- **Objective**
In the entries below, identify every line with the string "Taba" and copy it.

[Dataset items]
○ ○ ○ ○
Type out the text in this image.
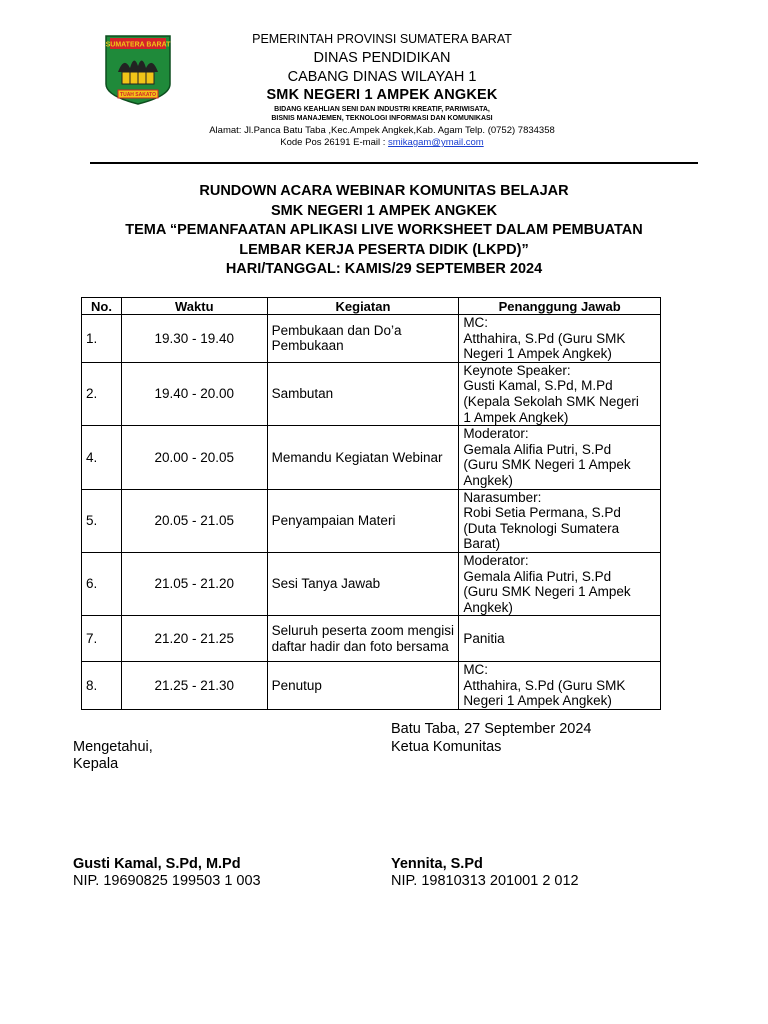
SUMATERA BARAT
TUAH SAKATO
PEMERINTAH PROVINSI SUMATERA BARAT
DINAS PENDIDIKAN
CABANG DINAS WILAYAH 1
SMK NEGERI 1 AMPEK ANGKEK
BIDANG KEAHLIAN SENI DAN INDUSTRI KREATIF, PARIWISATA,
BISNIS MANAJEMEN, TEKNOLOGI INFORMASI DAN KOMUNIKASI
Alamat: Jl.Panca Batu Taba ,Kec.Ampek Angkek,Kab. Agam Telp. (0752) 7834358
Kode Pos 26191 E-mail : smikagam@ymail.com
RUNDOWN ACARA WEBINAR KOMUNITAS BELAJAR
SMK NEGERI 1 AMPEK ANGKEK
TEMA “PEMANFAATAN APLIKASI LIVE WORKSHEET DALAM PEMBUATAN
LEMBAR KERJA PESERTA DIDIK (LKPD)”
HARI/TANGGAL: KAMIS/29 SEPTEMBER 2024
No.	Waktu	Kegiatan	Penanggung Jawab
1.	19.30 - 19.40	Pembukaan dan Do’a Pembukaan	MC:
Atthahira, S.Pd (Guru SMK
Negeri 1 Ampek Angkek)

2.	19.40 - 20.00	Sambutan	Keynote Speaker:
Gusti Kamal, S.Pd, M.Pd
(Kepala Sekolah SMK Negeri
1 Ampek Angkek)

4.	20.00 - 20.05	Memandu Kegiatan Webinar	Moderator:
Gemala Alifia Putri, S.Pd
(Guru SMK Negeri 1 Ampek
Angkek)

5.	20.05 - 21.05	Penyampaian Materi	Narasumber:
Robi Setia Permana, S.Pd
(Duta Teknologi Sumatera
Barat)

6.	21.05 - 21.20	Sesi Tanya Jawab	Moderator:
Gemala Alifia Putri, S.Pd
(Guru SMK Negeri 1 Ampek
Angkek)

7.	21.20 - 21.25	Seluruh peserta zoom mengisi daftar hadir dan foto bersama	Panitia

8.	21.25 - 21.30	Penutup	MC:
Atthahira, S.Pd (Guru SMK
Negeri 1 Ampek Angkek)
Batu Taba, 27 September 2024
Ketua Komunitas
Mengetahui,
Kepala
Gusti Kamal, S.Pd, M.Pd
NIP. 19690825 199503 1 003
Yennita, S.Pd
NIP. 19810313 201001 2 012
○ ○ ○ ○
- **Solution for this exercise**
Alamat: Jl.Panca Batu Taba ,Kec.Ampek Angkek,Kab. Agam Telp. (0752) 7834358
Batu Taba, 27 September 2024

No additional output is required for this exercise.